TASK DIRECTIONS – What follows is a block of records; restate each one word for word.

DATA –
[Start]

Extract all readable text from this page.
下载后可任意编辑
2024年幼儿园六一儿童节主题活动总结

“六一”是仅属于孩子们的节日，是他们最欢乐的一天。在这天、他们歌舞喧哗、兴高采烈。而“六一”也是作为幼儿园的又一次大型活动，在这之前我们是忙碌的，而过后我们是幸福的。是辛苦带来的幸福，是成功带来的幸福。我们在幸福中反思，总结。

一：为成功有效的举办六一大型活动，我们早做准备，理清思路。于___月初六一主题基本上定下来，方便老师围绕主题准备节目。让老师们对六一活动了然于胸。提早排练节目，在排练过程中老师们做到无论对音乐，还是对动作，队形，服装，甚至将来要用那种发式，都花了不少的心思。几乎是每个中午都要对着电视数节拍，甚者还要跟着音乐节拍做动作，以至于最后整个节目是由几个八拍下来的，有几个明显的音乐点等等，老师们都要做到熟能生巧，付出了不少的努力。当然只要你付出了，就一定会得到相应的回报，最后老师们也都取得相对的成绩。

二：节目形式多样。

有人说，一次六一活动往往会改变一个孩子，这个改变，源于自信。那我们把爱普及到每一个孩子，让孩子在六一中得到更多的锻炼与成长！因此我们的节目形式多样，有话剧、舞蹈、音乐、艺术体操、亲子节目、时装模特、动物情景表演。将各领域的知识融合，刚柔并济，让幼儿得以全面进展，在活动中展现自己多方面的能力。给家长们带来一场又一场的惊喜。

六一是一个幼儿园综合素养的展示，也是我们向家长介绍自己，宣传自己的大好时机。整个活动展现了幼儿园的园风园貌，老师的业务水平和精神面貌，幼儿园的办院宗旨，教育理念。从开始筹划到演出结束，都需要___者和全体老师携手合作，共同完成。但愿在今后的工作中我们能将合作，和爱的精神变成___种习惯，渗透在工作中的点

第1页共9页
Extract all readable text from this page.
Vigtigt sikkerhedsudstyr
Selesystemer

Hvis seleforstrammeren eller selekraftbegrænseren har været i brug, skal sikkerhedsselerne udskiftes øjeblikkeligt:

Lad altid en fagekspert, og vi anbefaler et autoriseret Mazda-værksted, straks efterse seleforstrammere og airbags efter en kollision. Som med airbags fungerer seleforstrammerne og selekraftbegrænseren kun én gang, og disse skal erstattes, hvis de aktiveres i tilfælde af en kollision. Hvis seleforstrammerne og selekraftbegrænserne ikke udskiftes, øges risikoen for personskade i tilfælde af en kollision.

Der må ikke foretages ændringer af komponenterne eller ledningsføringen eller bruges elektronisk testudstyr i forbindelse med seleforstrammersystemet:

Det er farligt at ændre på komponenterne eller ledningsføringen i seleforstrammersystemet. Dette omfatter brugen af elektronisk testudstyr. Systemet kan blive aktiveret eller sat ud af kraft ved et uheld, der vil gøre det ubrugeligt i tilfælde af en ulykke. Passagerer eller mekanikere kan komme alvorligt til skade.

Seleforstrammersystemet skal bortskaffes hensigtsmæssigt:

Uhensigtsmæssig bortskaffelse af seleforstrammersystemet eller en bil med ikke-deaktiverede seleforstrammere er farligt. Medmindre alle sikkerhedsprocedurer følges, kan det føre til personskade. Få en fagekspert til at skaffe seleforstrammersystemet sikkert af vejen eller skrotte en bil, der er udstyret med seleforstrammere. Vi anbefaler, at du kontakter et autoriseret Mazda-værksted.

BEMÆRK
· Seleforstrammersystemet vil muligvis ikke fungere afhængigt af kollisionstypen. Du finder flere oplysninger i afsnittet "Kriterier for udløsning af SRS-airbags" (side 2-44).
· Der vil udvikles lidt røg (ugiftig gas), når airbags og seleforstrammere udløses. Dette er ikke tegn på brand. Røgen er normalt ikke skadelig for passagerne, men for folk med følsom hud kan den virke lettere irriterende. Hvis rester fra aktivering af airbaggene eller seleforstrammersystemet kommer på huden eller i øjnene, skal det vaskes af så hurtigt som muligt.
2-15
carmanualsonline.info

[End]

SOLUTION BELOW –
Extract all readable text from this page.
下载后可任意编辑
2024年幼儿园六一儿童节主题活动总结

“六一”是仅属于孩子们的节日，是他们最欢乐的一天。在这天、他们歌舞喧哗、兴高采烈。而“六一”也是作为幼儿园的又一次大型活动，在这之前我们是忙碌的，而过后我们是幸福的。是辛苦带来的幸福，是成功带来的幸福。我们在幸福中反思，总结。

一：为成功有效的举办六一大型活动，我们早做准备，理清思路。于___月初六一主题基本上定下来，方便老师围绕主题准备节目。让老师们对六一活动了然于胸。提早排练节目，在排练过程中老师们做到无论对音乐，还是对动作，队形，服装，甚至将来要用那种发式，都花了不少的心思。几乎是每个中午都要对着电视数节拍，甚者还要跟着音乐节拍做动作，以至于最后整个节目是由几个八拍下来的，有几个明显的音乐点等等，老师们都要做到熟能生巧，付出了不少的努力。当然只要你付出了，就一定会得到相应的回报，最后老师们也都取得相对的成绩。

二：节目形式多样。

有人说，一次六一活动往往会改变一个孩子，这个改变，源于自信。那我们把爱普及到每一个孩子，让孩子在六一中得到更多的锻炼与成长！因此我们的节目形式多样，有话剧、舞蹈、音乐、艺术体操、亲子节目、时装模特、动物情景表演。将各领域的知识融合，刚柔并济，让幼儿得以全面进展，在活动中展现自己多方面的能力。给家长们带来一场又一场的惊喜。

六一是一个幼儿园综合素养的展示，也是我们向家长介绍自己，宣传自己的大好时机。整个活动展现了幼儿园的园风园貌，老师的业务水平和精神面貌，幼儿园的办院宗旨，教育理念。从开始筹划到演出结束，都需要___者和全体老师携手合作，共同完成。但愿在今后的工作中我们能将合作，和爱的精神变成___种习惯，渗透在工作中的点

第1页共9页
Extract all readable text from this page.
Vigtigt sikkerhedsudstyr
Selesystemer

Hvis seleforstrammeren eller selekraftbegrænseren har været i brug, skal sikkerhedsselerne udskiftes øjeblikkeligt:

Lad altid en fagekspert, og vi anbefaler et autoriseret Mazda-værksted, straks efterse seleforstrammere og airbags efter en kollision. Som med airbags fungerer seleforstrammerne og selekraftbegrænseren kun én gang, og disse skal erstattes, hvis de aktiveres i tilfælde af en kollision. Hvis seleforstrammerne og selekraftbegrænserne ikke udskiftes, øges risikoen for personskade i tilfælde af en kollision.

Der må ikke foretages ændringer af komponenterne eller ledningsføringen eller bruges elektronisk testudstyr i forbindelse med seleforstrammersystemet:

Det er farligt at ændre på komponenterne eller ledningsføringen i seleforstrammersystemet. Dette omfatter brugen af elektronisk testudstyr. Systemet kan blive aktiveret eller sat ud af kraft ved et uheld, der vil gøre det ubrugeligt i tilfælde af en ulykke. Passagerer eller mekanikere kan komme alvorligt til skade.

Seleforstrammersystemet skal bortskaffes hensigtsmæssigt:

Uhensigtsmæssig bortskaffelse af seleforstrammersystemet eller en bil med ikke-deaktiverede seleforstrammere er farligt. Medmindre alle sikkerhedsprocedurer følges, kan det føre til personskade. Få en fagekspert til at skaffe seleforstrammersystemet sikkert af vejen eller skrotte en bil, der er udstyret med seleforstrammere. Vi anbefaler, at du kontakter et autoriseret Mazda-værksted.

BEMÆRK
· Seleforstrammersystemet vil muligvis ikke fungere afhængigt af kollisionstypen. Du finder flere oplysninger i afsnittet "Kriterier for udløsning af SRS-airbags" (side 2-44).
· Der vil udvikles lidt røg (ugiftig gas), når airbags og seleforstrammere udløses. Dette er ikke tegn på brand. Røgen er normalt ikke skadelig for passagerne, men for folk med følsom hud kan den virke lettere irriterende. Hvis rester fra aktivering af airbaggene eller seleforstrammersystemet kommer på huden eller i øjnene, skal det vaskes af så hurtigt som muligt.
2-15
carmanualsonline.info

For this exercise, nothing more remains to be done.